Written exercise → Return all entries precisely as they stand, without the images.

Recorded information →
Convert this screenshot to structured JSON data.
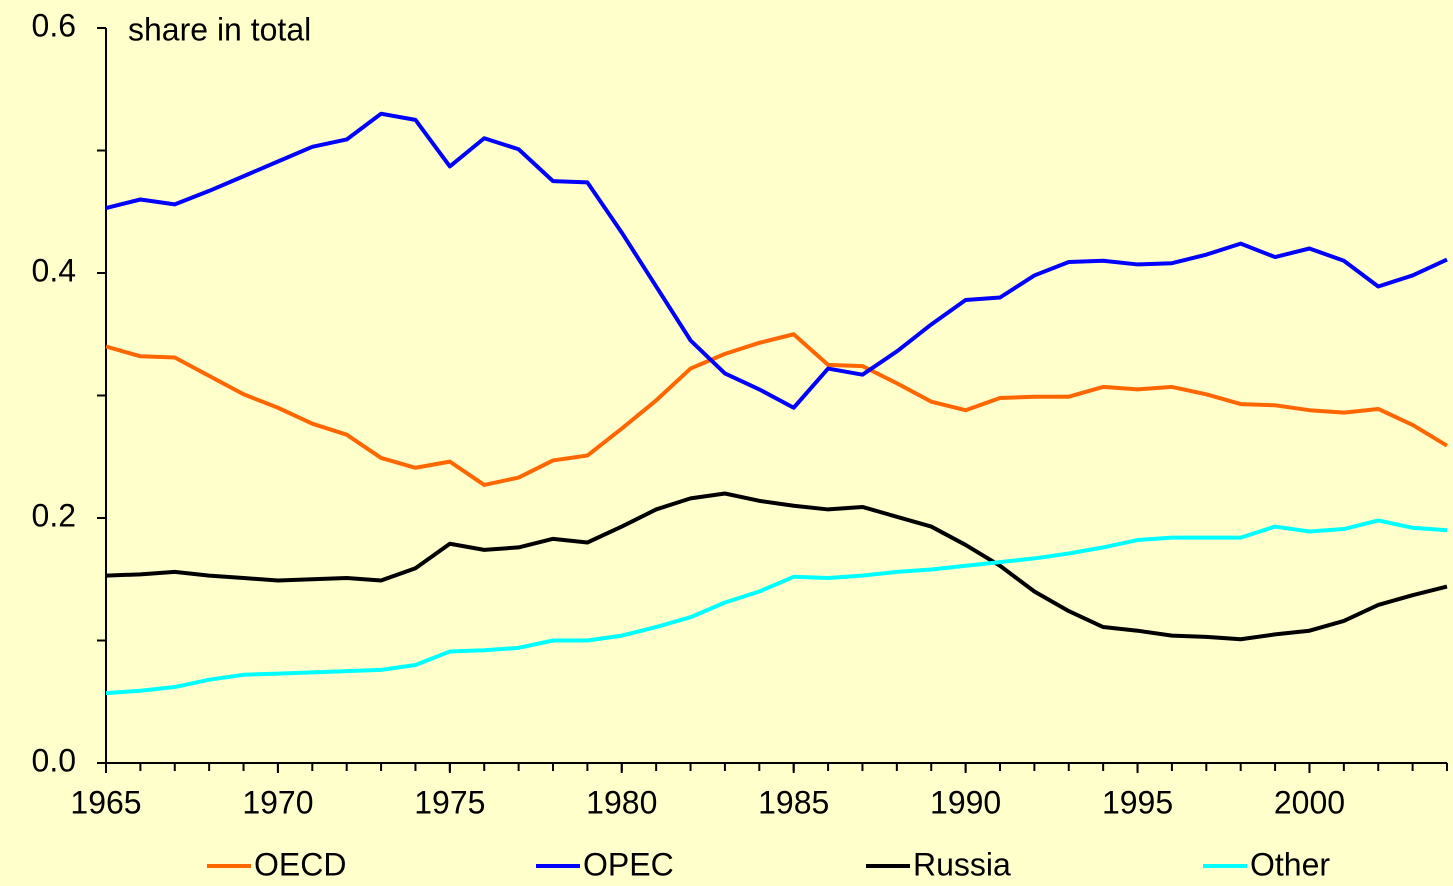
{
  "chart_data": {
    "type": "line",
    "annotation": "share in total",
    "x": [
      1965,
      1966,
      1967,
      1968,
      1969,
      1970,
      1971,
      1972,
      1973,
      1974,
      1975,
      1976,
      1977,
      1978,
      1979,
      1980,
      1981,
      1982,
      1983,
      1984,
      1985,
      1986,
      1987,
      1988,
      1989,
      1990,
      1991,
      1992,
      1993,
      1994,
      1995,
      1996,
      1997,
      1998,
      1999,
      2000,
      2001,
      2002,
      2003,
      2004
    ],
    "series": [
      {
        "name": "OECD",
        "color": "#ff6600",
        "values": [
          0.34,
          0.332,
          0.331,
          0.316,
          0.301,
          0.29,
          0.277,
          0.268,
          0.249,
          0.241,
          0.246,
          0.227,
          0.233,
          0.247,
          0.251,
          0.273,
          0.296,
          0.322,
          0.334,
          0.343,
          0.35,
          0.325,
          0.324,
          0.31,
          0.295,
          0.288,
          0.298,
          0.299,
          0.299,
          0.307,
          0.305,
          0.307,
          0.301,
          0.293,
          0.292,
          0.288,
          0.286,
          0.289,
          0.276,
          0.259
        ]
      },
      {
        "name": "OPEC",
        "color": "#0000ff",
        "values": [
          0.453,
          0.46,
          0.456,
          0.467,
          0.479,
          0.491,
          0.503,
          0.509,
          0.53,
          0.525,
          0.487,
          0.51,
          0.501,
          0.475,
          0.474,
          0.433,
          0.389,
          0.345,
          0.318,
          0.305,
          0.29,
          0.322,
          0.317,
          0.336,
          0.358,
          0.378,
          0.38,
          0.398,
          0.409,
          0.41,
          0.407,
          0.408,
          0.415,
          0.424,
          0.413,
          0.42,
          0.41,
          0.389,
          0.398,
          0.411
        ]
      },
      {
        "name": "Russia",
        "color": "#000000",
        "values": [
          0.153,
          0.154,
          0.156,
          0.153,
          0.151,
          0.149,
          0.15,
          0.151,
          0.149,
          0.159,
          0.179,
          0.174,
          0.176,
          0.183,
          0.18,
          0.193,
          0.207,
          0.216,
          0.22,
          0.214,
          0.21,
          0.207,
          0.209,
          0.201,
          0.193,
          0.178,
          0.161,
          0.14,
          0.124,
          0.111,
          0.108,
          0.104,
          0.103,
          0.101,
          0.105,
          0.108,
          0.116,
          0.129,
          0.137,
          0.144
        ]
      },
      {
        "name": "Other",
        "color": "#00ffff",
        "values": [
          0.057,
          0.059,
          0.062,
          0.068,
          0.072,
          0.073,
          0.074,
          0.075,
          0.076,
          0.08,
          0.091,
          0.092,
          0.094,
          0.1,
          0.1,
          0.104,
          0.111,
          0.119,
          0.131,
          0.14,
          0.152,
          0.151,
          0.153,
          0.156,
          0.158,
          0.161,
          0.164,
          0.167,
          0.171,
          0.176,
          0.182,
          0.184,
          0.184,
          0.184,
          0.193,
          0.189,
          0.191,
          0.198,
          0.192,
          0.19
        ]
      }
    ],
    "xlim": [
      1965,
      2004
    ],
    "xticks": [
      1965,
      1970,
      1975,
      1980,
      1985,
      1990,
      1995,
      2000
    ],
    "ylim": [
      0,
      0.6
    ],
    "yticks": [
      {
        "value": 0,
        "label": "0.0"
      },
      0.2,
      0.4,
      0.6
    ],
    "y_minor_ticks": [
      0.1,
      0.3,
      0.5
    ],
    "legend": "bottom",
    "background": "#ffffcc"
  }
}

The output →
Convert this screenshot to structured JSON data.
{
  "chart_data": {
    "type": "line",
    "annotation": "share in total",
    "x": [
      1965,
      1966,
      1967,
      1968,
      1969,
      1970,
      1971,
      1972,
      1973,
      1974,
      1975,
      1976,
      1977,
      1978,
      1979,
      1980,
      1981,
      1982,
      1983,
      1984,
      1985,
      1986,
      1987,
      1988,
      1989,
      1990,
      1991,
      1992,
      1993,
      1994,
      1995,
      1996,
      1997,
      1998,
      1999,
      2000,
      2001,
      2002,
      2003,
      2004
    ],
    "series": [
      {
        "name": "OECD",
        "color": "#ff6600",
        "values": [
          0.34,
          0.332,
          0.331,
          0.316,
          0.301,
          0.29,
          0.277,
          0.268,
          0.249,
          0.241,
          0.246,
          0.227,
          0.233,
          0.247,
          0.251,
          0.273,
          0.296,
          0.322,
          0.334,
          0.343,
          0.35,
          0.325,
          0.324,
          0.31,
          0.295,
          0.288,
          0.298,
          0.299,
          0.299,
          0.307,
          0.305,
          0.307,
          0.301,
          0.293,
          0.292,
          0.288,
          0.286,
          0.289,
          0.276,
          0.259
        ]
      },
      {
        "name": "OPEC",
        "color": "#0000ff",
        "values": [
          0.453,
          0.46,
          0.456,
          0.467,
          0.479,
          0.491,
          0.503,
          0.509,
          0.53,
          0.525,
          0.487,
          0.51,
          0.501,
          0.475,
          0.474,
          0.433,
          0.389,
          0.345,
          0.318,
          0.305,
          0.29,
          0.322,
          0.317,
          0.336,
          0.358,
          0.378,
          0.38,
          0.398,
          0.409,
          0.41,
          0.407,
          0.408,
          0.415,
          0.424,
          0.413,
          0.42,
          0.41,
          0.389,
          0.398,
          0.411
        ]
      },
      {
        "name": "Russia",
        "color": "#000000",
        "values": [
          0.153,
          0.154,
          0.156,
          0.153,
          0.151,
          0.149,
          0.15,
          0.151,
          0.149,
          0.159,
          0.179,
          0.174,
          0.176,
          0.183,
          0.18,
          0.193,
          0.207,
          0.216,
          0.22,
          0.214,
          0.21,
          0.207,
          0.209,
          0.201,
          0.193,
          0.178,
          0.161,
          0.14,
          0.124,
          0.111,
          0.108,
          0.104,
          0.103,
          0.101,
          0.105,
          0.108,
          0.116,
          0.129,
          0.137,
          0.144
        ]
      },
      {
        "name": "Other",
        "color": "#00ffff",
        "values": [
          0.057,
          0.059,
          0.062,
          0.068,
          0.072,
          0.073,
          0.074,
          0.075,
          0.076,
          0.08,
          0.091,
          0.092,
          0.094,
          0.1,
          0.1,
          0.104,
          0.111,
          0.119,
          0.131,
          0.14,
          0.152,
          0.151,
          0.153,
          0.156,
          0.158,
          0.161,
          0.164,
          0.167,
          0.171,
          0.176,
          0.182,
          0.184,
          0.184,
          0.184,
          0.193,
          0.189,
          0.191,
          0.198,
          0.192,
          0.19
        ]
      }
    ],
    "xlim": [
      1965,
      2004
    ],
    "xticks": [
      1965,
      1970,
      1975,
      1980,
      1985,
      1990,
      1995,
      2000
    ],
    "ylim": [
      0,
      0.6
    ],
    "yticks": [
      {
        "value": 0,
        "label": "0.0"
      },
      0.2,
      0.4,
      0.6
    ],
    "y_minor_ticks": [
      0.1,
      0.3,
      0.5
    ],
    "legend": "bottom",
    "background": "#ffffcc"
  }
}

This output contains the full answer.